**Request:** Set down the full listing exactly as given. Any pictures are to be left out.

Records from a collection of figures
— begin —

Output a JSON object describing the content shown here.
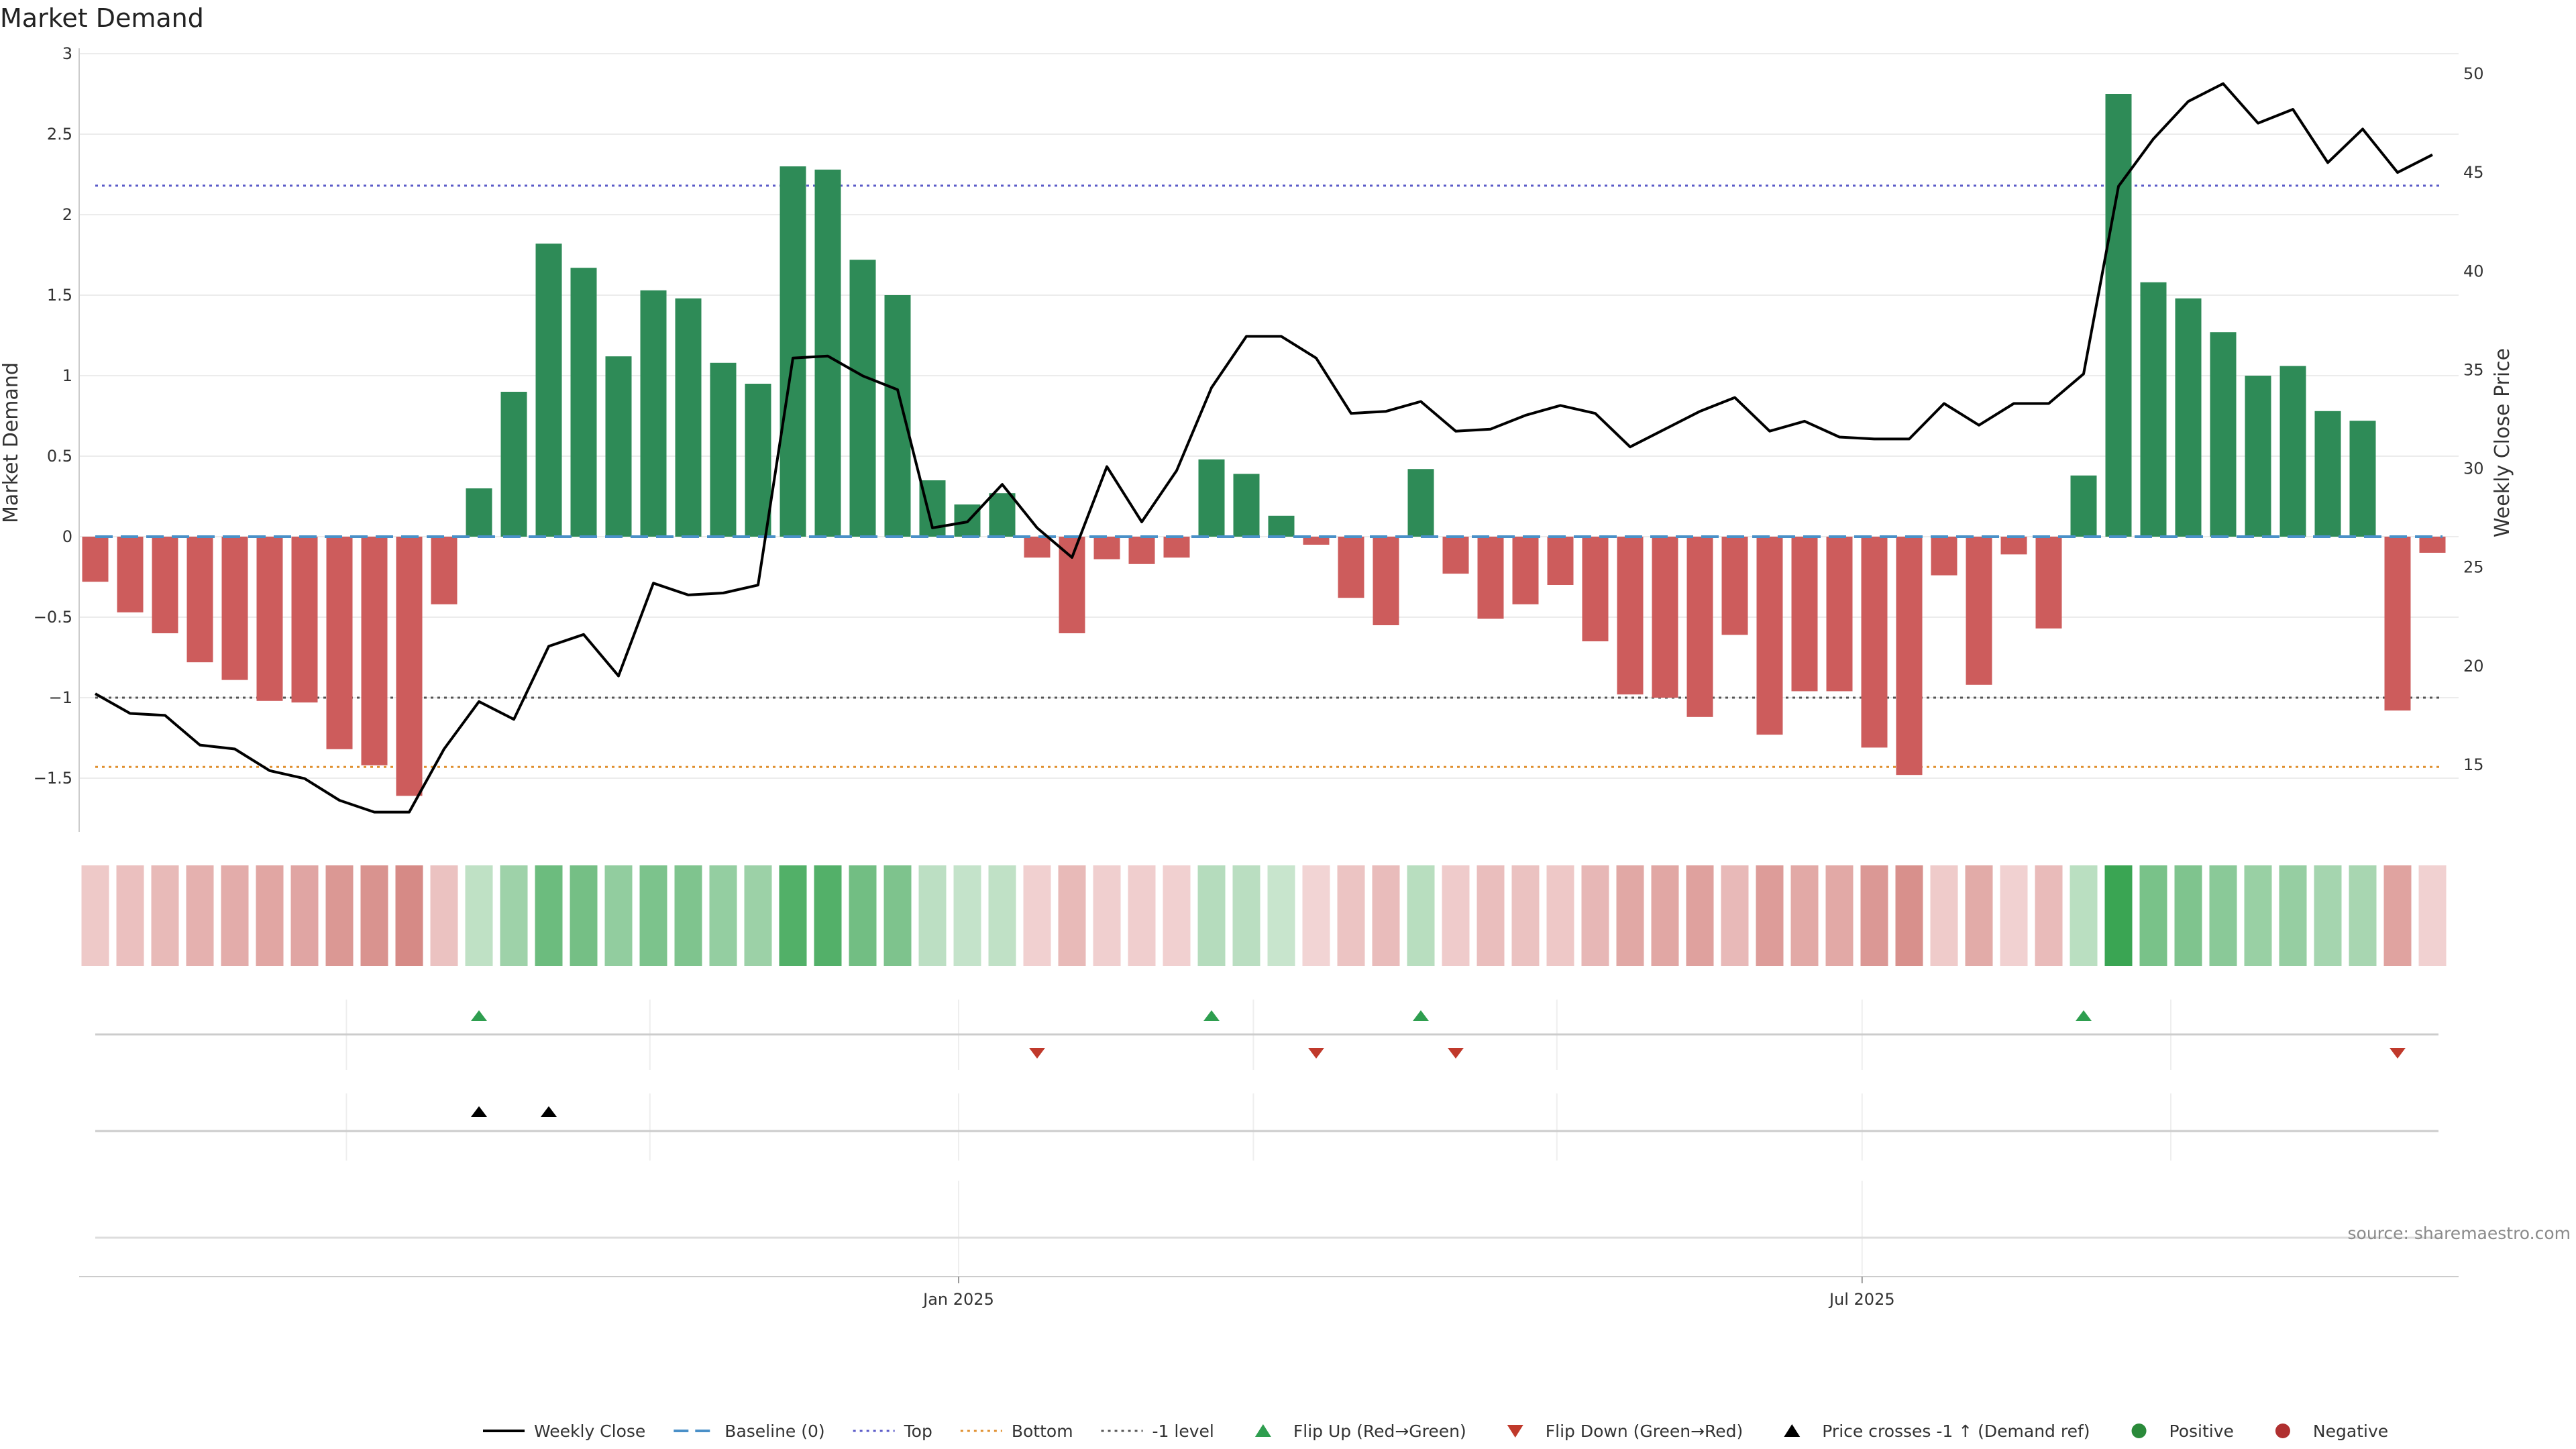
{
  "chart_data": {
    "type": "bar",
    "title": "Market Demand",
    "ylabel": "Market Demand",
    "y2label": "Weekly Close Price",
    "ylim": [
      -1.85,
      3.0
    ],
    "y2lim": [
      12.5,
      51
    ],
    "yticks": [
      "3",
      "2.5",
      "2",
      "1.5",
      "1",
      "0.5",
      "0",
      "−0.5",
      "−1",
      "−1.5"
    ],
    "ytick_values": [
      3,
      2.5,
      2,
      1.5,
      1,
      0.5,
      0,
      -0.5,
      -1,
      -1.5
    ],
    "y2ticks": [
      "50",
      "45",
      "40",
      "35",
      "30",
      "25",
      "20",
      "15"
    ],
    "y2tick_values": [
      50,
      45,
      40,
      35,
      30,
      25,
      20,
      15
    ],
    "date_ticks": [
      "Jan 2025",
      "Jul 2025"
    ],
    "date_tick_weeks": [
      24.75,
      50.65
    ],
    "minor_date_weeks": [
      7.2,
      15.9,
      33.2,
      41.9,
      59.5
    ],
    "demand": [
      -0.28,
      -0.47,
      -0.6,
      -0.78,
      -0.89,
      -1.02,
      -1.03,
      -1.32,
      -1.42,
      -1.61,
      -0.42,
      0.3,
      0.9,
      1.82,
      1.67,
      1.12,
      1.53,
      1.48,
      1.08,
      0.95,
      2.3,
      2.28,
      1.72,
      1.5,
      0.35,
      0.2,
      0.27,
      -0.13,
      -0.6,
      -0.14,
      -0.17,
      -0.13,
      0.48,
      0.39,
      0.13,
      -0.05,
      -0.38,
      -0.55,
      0.42,
      -0.23,
      -0.51,
      -0.42,
      -0.3,
      -0.65,
      -0.98,
      -1.0,
      -1.12,
      -0.61,
      -1.23,
      -0.96,
      -0.96,
      -1.31,
      -1.48,
      -0.24,
      -0.92,
      -0.11,
      -0.57,
      0.38,
      2.75,
      1.58,
      1.48,
      1.27,
      1.0,
      1.06,
      0.78,
      0.72,
      -1.08,
      -0.1
    ],
    "close": [
      18.6,
      17.6,
      17.5,
      16.0,
      15.8,
      14.7,
      14.3,
      13.2,
      12.6,
      12.6,
      15.8,
      18.2,
      17.3,
      21.0,
      21.6,
      19.5,
      24.2,
      23.6,
      23.7,
      24.1,
      35.6,
      35.7,
      34.7,
      34.0,
      27.0,
      27.3,
      29.2,
      27.0,
      25.5,
      30.1,
      27.3,
      29.9,
      34.1,
      36.7,
      36.7,
      35.6,
      32.8,
      32.9,
      33.4,
      31.9,
      32.0,
      32.7,
      33.2,
      32.8,
      31.1,
      32.0,
      32.9,
      33.6,
      31.9,
      32.4,
      31.6,
      31.5,
      31.5,
      33.3,
      32.2,
      33.3,
      33.3,
      34.8,
      44.3,
      46.7,
      48.6,
      49.5,
      47.5,
      48.2,
      45.5,
      47.2,
      45.0,
      45.9
    ],
    "top_level": 2.18,
    "bottom_level": -1.43,
    "minus_one_level": -1.0,
    "flip_up_weeks": [
      11,
      32,
      38,
      57
    ],
    "flip_down_weeks": [
      27,
      35,
      39,
      66
    ],
    "price_cross_weeks": [
      11,
      13
    ],
    "legend": [
      {
        "label": "Weekly Close",
        "style": "line",
        "color": "#000000"
      },
      {
        "label": "Baseline (0)",
        "style": "dash",
        "color": "#4a90c8"
      },
      {
        "label": "Top",
        "style": "dot",
        "color": "#5a5ac8"
      },
      {
        "label": "Bottom",
        "style": "dot",
        "color": "#e09030"
      },
      {
        "label": "-1 level",
        "style": "dot",
        "color": "#555555"
      },
      {
        "label": "Flip Up (Red→Green)",
        "style": "triangle-up",
        "color": "#2e9e4f"
      },
      {
        "label": "Flip Down (Green→Red)",
        "style": "triangle-down",
        "color": "#c0392b"
      },
      {
        "label": "Price crosses -1 ↑ (Demand ref)",
        "style": "triangle-up",
        "color": "#000000"
      },
      {
        "label": "Positive",
        "style": "circle",
        "color": "#2a8a3a"
      },
      {
        "label": "Negative",
        "style": "circle",
        "color": "#b03030"
      }
    ],
    "colors": {
      "positive": "#2e8b57",
      "negative": "#cd5c5c",
      "close": "#000000",
      "baseline": "#4a90c8",
      "top": "#5a5ac8",
      "bottom": "#e09030",
      "minus_one": "#555555"
    }
  },
  "source": "source: sharemaestro.com"
}
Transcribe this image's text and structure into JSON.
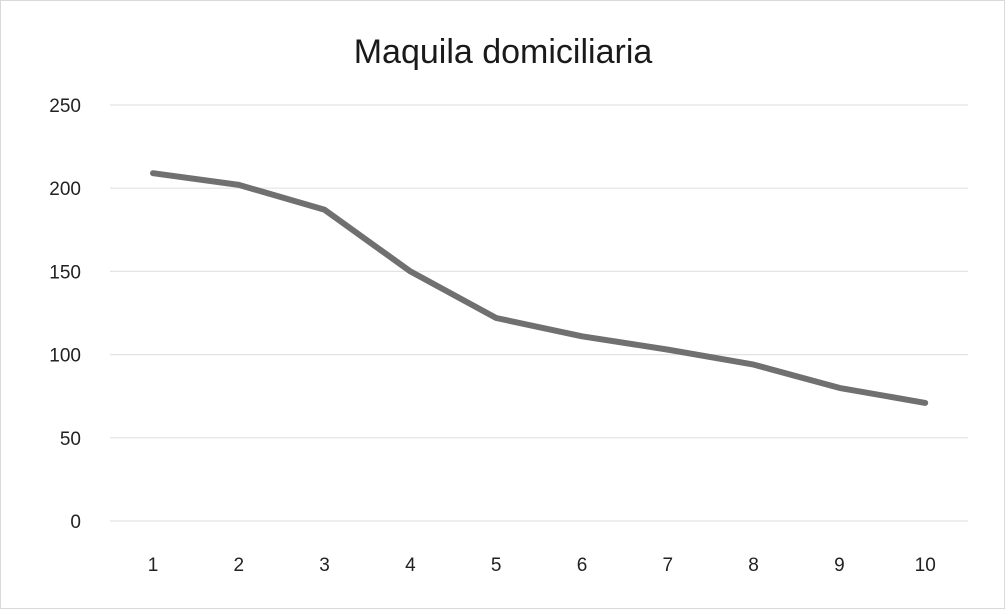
{
  "chart_data": {
    "type": "line",
    "title": "Maquila domiciliaria",
    "xlabel": "",
    "ylabel": "",
    "x": [
      1,
      2,
      3,
      4,
      5,
      6,
      7,
      8,
      9,
      10
    ],
    "series": [
      {
        "values": [
          209,
          202,
          187,
          150,
          122,
          111,
          103,
          94,
          80,
          71
        ],
        "color": "#707070"
      }
    ],
    "ylim": [
      0,
      250
    ],
    "yticks": [
      0,
      50,
      100,
      150,
      200,
      250
    ],
    "grid": true,
    "legend": "none"
  }
}
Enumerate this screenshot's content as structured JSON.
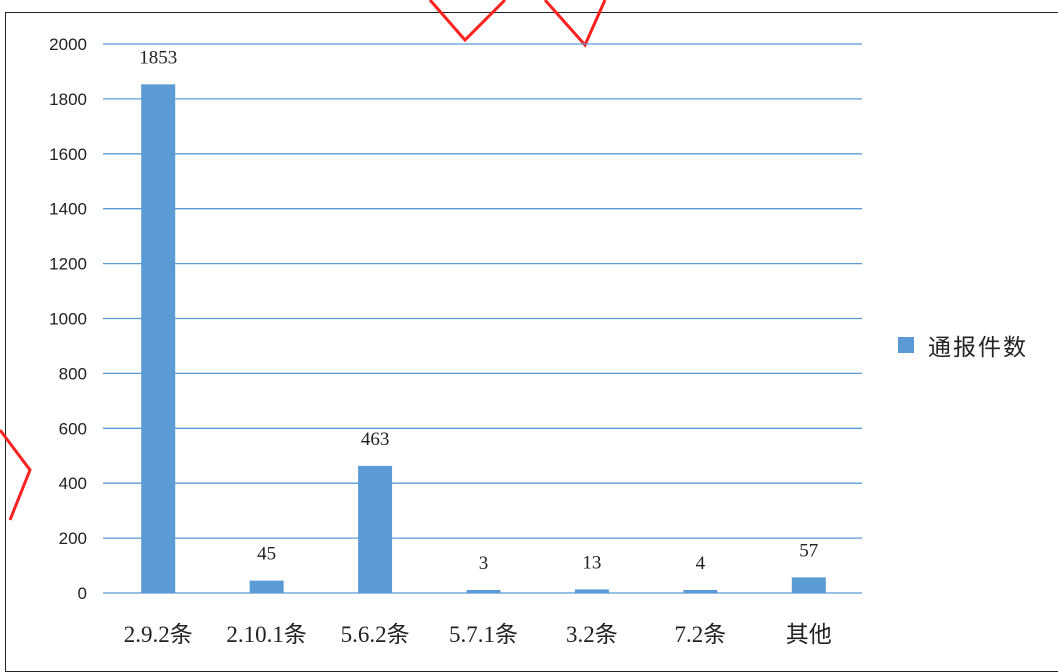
{
  "chart_data": {
    "type": "bar",
    "categories": [
      "2.9.2条",
      "2.10.1条",
      "5.6.2条",
      "5.7.1条",
      "3.2条",
      "7.2条",
      "其他"
    ],
    "series": [
      {
        "name": "通报件数",
        "values": [
          1853,
          45,
          463,
          3,
          13,
          4,
          57
        ]
      }
    ],
    "data_labels": [
      "1853",
      "45",
      "463",
      "3",
      "13",
      "4",
      "57"
    ],
    "ylim": [
      0,
      2000
    ],
    "yticks": [
      0,
      200,
      400,
      600,
      800,
      1000,
      1200,
      1400,
      1600,
      1800,
      2000
    ],
    "grid": true,
    "legend_position": "right",
    "colors": {
      "bar": "#5b9bd5",
      "grid": "#5b9bd5",
      "text": "#222222",
      "watermark": "#ff2020"
    }
  }
}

— end —

**Final answer:**
Output a JSON object describing the content shown here.
{
  "chart_data": {
    "type": "bar",
    "title": "Market Demand",
    "ylabel": "Market Demand",
    "y2label": "Weekly Close Price",
    "ylim": [
      -1.85,
      3.0
    ],
    "y2lim": [
      12.5,
      51
    ],
    "yticks": [
      "3",
      "2.5",
      "2",
      "1.5",
      "1",
      "0.5",
      "0",
      "−0.5",
      "−1",
      "−1.5"
    ],
    "ytick_values": [
      3,
      2.5,
      2,
      1.5,
      1,
      0.5,
      0,
      -0.5,
      -1,
      -1.5
    ],
    "y2ticks": [
      "50",
      "45",
      "40",
      "35",
      "30",
      "25",
      "20",
      "15"
    ],
    "y2tick_values": [
      50,
      45,
      40,
      35,
      30,
      25,
      20,
      15
    ],
    "date_ticks": [
      "Jan 2025",
      "Jul 2025"
    ],
    "date_tick_weeks": [
      24.75,
      50.65
    ],
    "minor_date_weeks": [
      7.2,
      15.9,
      33.2,
      41.9,
      59.5
    ],
    "demand": [
      -0.28,
      -0.47,
      -0.6,
      -0.78,
      -0.89,
      -1.02,
      -1.03,
      -1.32,
      -1.42,
      -1.61,
      -0.42,
      0.3,
      0.9,
      1.82,
      1.67,
      1.12,
      1.53,
      1.48,
      1.08,
      0.95,
      2.3,
      2.28,
      1.72,
      1.5,
      0.35,
      0.2,
      0.27,
      -0.13,
      -0.6,
      -0.14,
      -0.17,
      -0.13,
      0.48,
      0.39,
      0.13,
      -0.05,
      -0.38,
      -0.55,
      0.42,
      -0.23,
      -0.51,
      -0.42,
      -0.3,
      -0.65,
      -0.98,
      -1.0,
      -1.12,
      -0.61,
      -1.23,
      -0.96,
      -0.96,
      -1.31,
      -1.48,
      -0.24,
      -0.92,
      -0.11,
      -0.57,
      0.38,
      2.75,
      1.58,
      1.48,
      1.27,
      1.0,
      1.06,
      0.78,
      0.72,
      -1.08,
      -0.1
    ],
    "close": [
      18.6,
      17.6,
      17.5,
      16.0,
      15.8,
      14.7,
      14.3,
      13.2,
      12.6,
      12.6,
      15.8,
      18.2,
      17.3,
      21.0,
      21.6,
      19.5,
      24.2,
      23.6,
      23.7,
      24.1,
      35.6,
      35.7,
      34.7,
      34.0,
      27.0,
      27.3,
      29.2,
      27.0,
      25.5,
      30.1,
      27.3,
      29.9,
      34.1,
      36.7,
      36.7,
      35.6,
      32.8,
      32.9,
      33.4,
      31.9,
      32.0,
      32.7,
      33.2,
      32.8,
      31.1,
      32.0,
      32.9,
      33.6,
      31.9,
      32.4,
      31.6,
      31.5,
      31.5,
      33.3,
      32.2,
      33.3,
      33.3,
      34.8,
      44.3,
      46.7,
      48.6,
      49.5,
      47.5,
      48.2,
      45.5,
      47.2,
      45.0,
      45.9
    ],
    "top_level": 2.18,
    "bottom_level": -1.43,
    "minus_one_level": -1.0,
    "flip_up_weeks": [
      11,
      32,
      38,
      57
    ],
    "flip_down_weeks": [
      27,
      35,
      39,
      66
    ],
    "price_cross_weeks": [
      11,
      13
    ],
    "legend": [
      {
        "label": "Weekly Close",
        "style": "line",
        "color": "#000000"
      },
      {
        "label": "Baseline (0)",
        "style": "dash",
        "color": "#4a90c8"
      },
      {
        "label": "Top",
        "style": "dot",
        "color": "#5a5ac8"
      },
      {
        "label": "Bottom",
        "style": "dot",
        "color": "#e09030"
      },
      {
        "label": "-1 level",
        "style": "dot",
        "color": "#555555"
      },
      {
        "label": "Flip Up (Red→Green)",
        "style": "triangle-up",
        "color": "#2e9e4f"
      },
      {
        "label": "Flip Down (Green→Red)",
        "style": "triangle-down",
        "color": "#c0392b"
      },
      {
        "label": "Price crosses -1 ↑ (Demand ref)",
        "style": "triangle-up",
        "color": "#000000"
      },
      {
        "label": "Positive",
        "style": "circle",
        "color": "#2a8a3a"
      },
      {
        "label": "Negative",
        "style": "circle",
        "color": "#b03030"
      }
    ],
    "colors": {
      "positive": "#2e8b57",
      "negative": "#cd5c5c",
      "close": "#000000",
      "baseline": "#4a90c8",
      "top": "#5a5ac8",
      "bottom": "#e09030",
      "minus_one": "#555555"
    }
  },
  "source": "source: sharemaestro.com"
}
Transcribe this image's text and structure into JSON.
{
  "chart_data": {
    "type": "line",
    "title": "Maquila domiciliaria",
    "xlabel": "",
    "ylabel": "",
    "x": [
      1,
      2,
      3,
      4,
      5,
      6,
      7,
      8,
      9,
      10
    ],
    "series": [
      {
        "values": [
          209,
          202,
          187,
          150,
          122,
          111,
          103,
          94,
          80,
          71
        ],
        "color": "#707070"
      }
    ],
    "ylim": [
      0,
      250
    ],
    "yticks": [
      0,
      50,
      100,
      150,
      200,
      250
    ],
    "grid": true,
    "legend": "none"
  }
}
Enumerate this screenshot's content as structured JSON.
{
  "chart_data": {
    "type": "bar",
    "categories": [
      "2.9.2条",
      "2.10.1条",
      "5.6.2条",
      "5.7.1条",
      "3.2条",
      "7.2条",
      "其他"
    ],
    "series": [
      {
        "name": "通报件数",
        "values": [
          1853,
          45,
          463,
          3,
          13,
          4,
          57
        ]
      }
    ],
    "data_labels": [
      "1853",
      "45",
      "463",
      "3",
      "13",
      "4",
      "57"
    ],
    "ylim": [
      0,
      2000
    ],
    "yticks": [
      0,
      200,
      400,
      600,
      800,
      1000,
      1200,
      1400,
      1600,
      1800,
      2000
    ],
    "grid": true,
    "legend_position": "right",
    "colors": {
      "bar": "#5b9bd5",
      "grid": "#5b9bd5",
      "text": "#222222",
      "watermark": "#ff2020"
    }
  }
}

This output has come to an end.